Entries from a dataset:
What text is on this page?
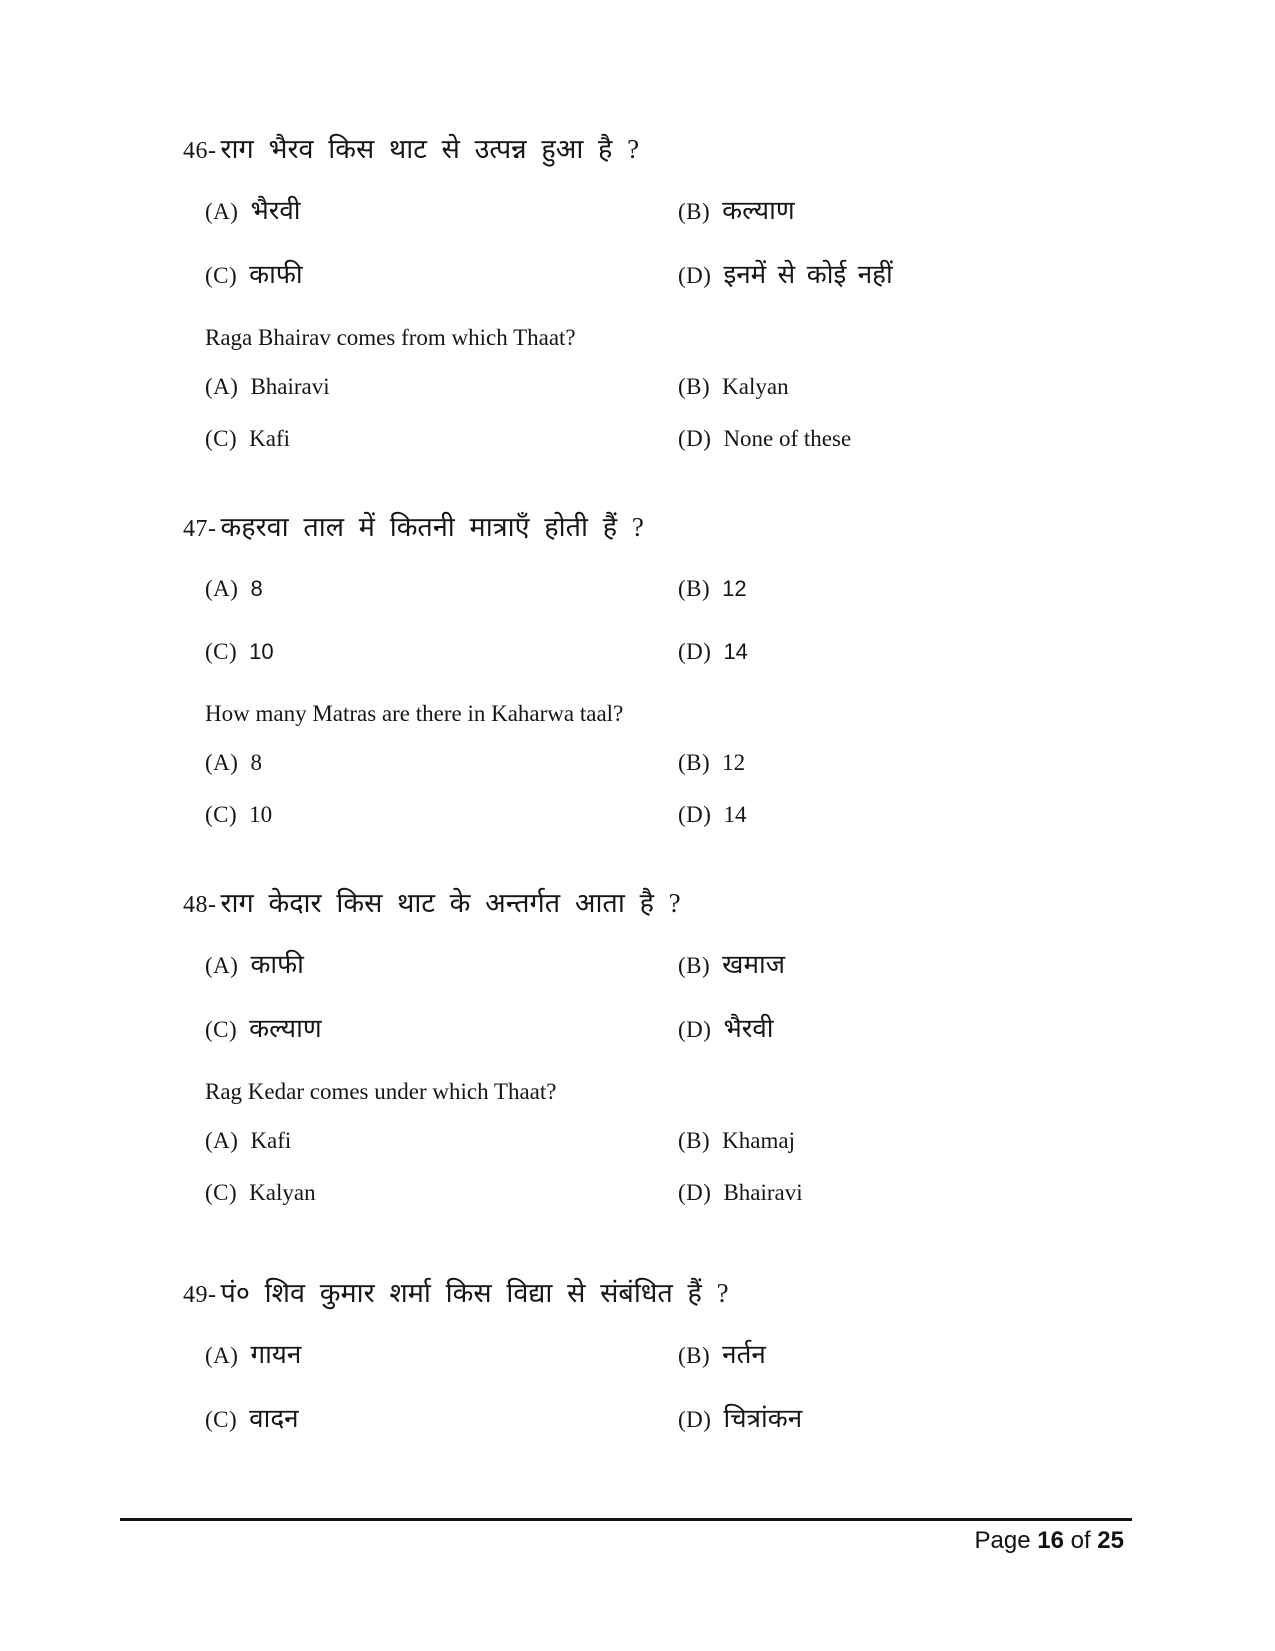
46- राग भैरव किस थाट से उत्पन्न हुआ है ?
(A) भैरवी	(B) कल्याण
(C) काफी	(D) इनमें से कोई नहीं
Raga Bhairav comes from which Thaat?
(A) Bhairavi	(B) Kalyan
(C) Kafi	(D) None of these
47- कहरवा ताल में कितनी मात्राएँ होती हैं ?
(A) 8	(B) 12
(C) 10	(D) 14
How many Matras are there in Kaharwa taal?
(A) 8	(B) 12
(C) 10	(D) 14
48- राग केदार किस थाट के अन्तर्गत आता है ?
(A) काफी	(B) खमाज
(C) कल्याण	(D) भैरवी
Rag Kedar comes under which Thaat?
(A) Kafi	(B) Khamaj
(C) Kalyan	(D) Bhairavi
49- पं० शिव कुमार शर्मा किस विद्या से संबंधित हैं ?
(A) गायन	(B) नर्तन
(C) वादन	(D) चित्रांकन
Page 16 of 25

WHAT YOU ARE ASKED TO DO -
Lines from the records above that hold "which" are the ones to list.

FINAL RESULT -
Raga Bhairav comes from which Thaat?
Rag Kedar comes under which Thaat?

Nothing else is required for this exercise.